== Instruction ==
Using the data below, gather each line that includes the word "size".

## START Record extracts

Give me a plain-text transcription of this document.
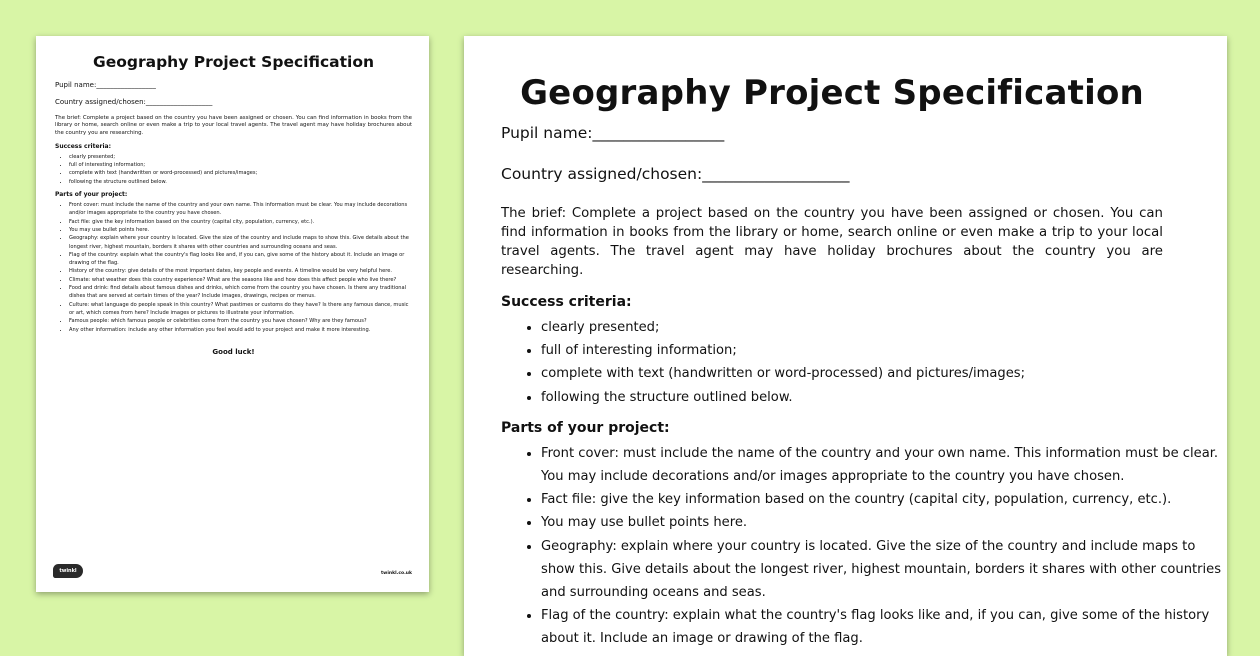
Geography Project Specification
Pupil name:_________________
Country assigned/chosen:___________________

The brief: Complete a project based on the country you have been assigned or chosen. You can find information in books from the library or home, search online or even make a trip to your local travel agents. The travel agent may have holiday brochures about the country you are researching.

Success criteria:
• clearly presented;
• full of interesting information;
• complete with text (handwritten or word-processed) and pictures/images;
• following the structure outlined below.
Parts of your project:
• Front cover: must include the name of the country and your own name. This information must be clear. You may include decorations and/or images appropriate to the country you have chosen.
• Fact file: give the key information based on the country (capital city, population, currency, etc.).
• You may use bullet points here.
• Geography: explain where your country is located. Give the size of the country and include maps to show this. Give details about the longest river, highest mountain, borders it shares with other countries and surrounding oceans and seas.
• Flag of the country: explain what the country's flag looks like and, if you can, give some of the history about it. Include an image or drawing of the flag.
• History of the country: give details of the most important dates, key people and events. A timeline would be very helpful here.
• Climate: what weather does this country experience? What are the seasons like and how does this affect people who live there?
• Food and drink: find details about famous dishes and drinks, which come from the country you have chosen. Is there any traditional dishes that are served at certain times of the year? Include images, drawings, recipes or menus.
• Culture: what language do people speak in this country? What pastimes or customs do they have? Is there any famous dance, music or art, which comes from here? Include images or pictures to illustrate your information.
• Famous people: which famous people or celebrities come from the country you have chosen? Why are they famous?
• Any other information: include any other information you feel would add to your project and make it more interesting.
Good luck!
twinkl	twinkl.co.uk
Geography Project Specification
Pupil name:_________________
Country assigned/chosen:___________________

The brief: Complete a project based on the country you have been assigned or chosen. You can find information in books from the library or home, search online or even make a trip to your local travel agents. The travel agent may have holiday brochures about the country you are researching.

Success criteria:
• clearly presented;
• full of interesting information;
• complete with text (handwritten or word-processed) and pictures/images;
• following the structure outlined below.
Parts of your project:
• Front cover: must include the name of the country and your own name. This information must be clear.
You may include decorations and/or images appropriate to the country you have chosen.
• Fact file: give the key information based on the country (capital city, population, currency, etc.).
• You may use bullet points here.
• Geography: explain where your country is located. Give the size of the country and include maps to
show this. Give details about the longest river, highest mountain, borders it shares with other countries
and surrounding oceans and seas.
• Flag of the country: explain what the country's flag looks like and, if you can, give some of the history
about it. Include an image or drawing of the flag.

## END Record extracts

== Answer below ==
• Geography: explain where your country is located. Give the size of the country and include maps to show this. Give details about the longest river, highest mountain, borders it shares with other countries and surrounding oceans and seas.
• Geography: explain where your country is located. Give the size of the country and include maps to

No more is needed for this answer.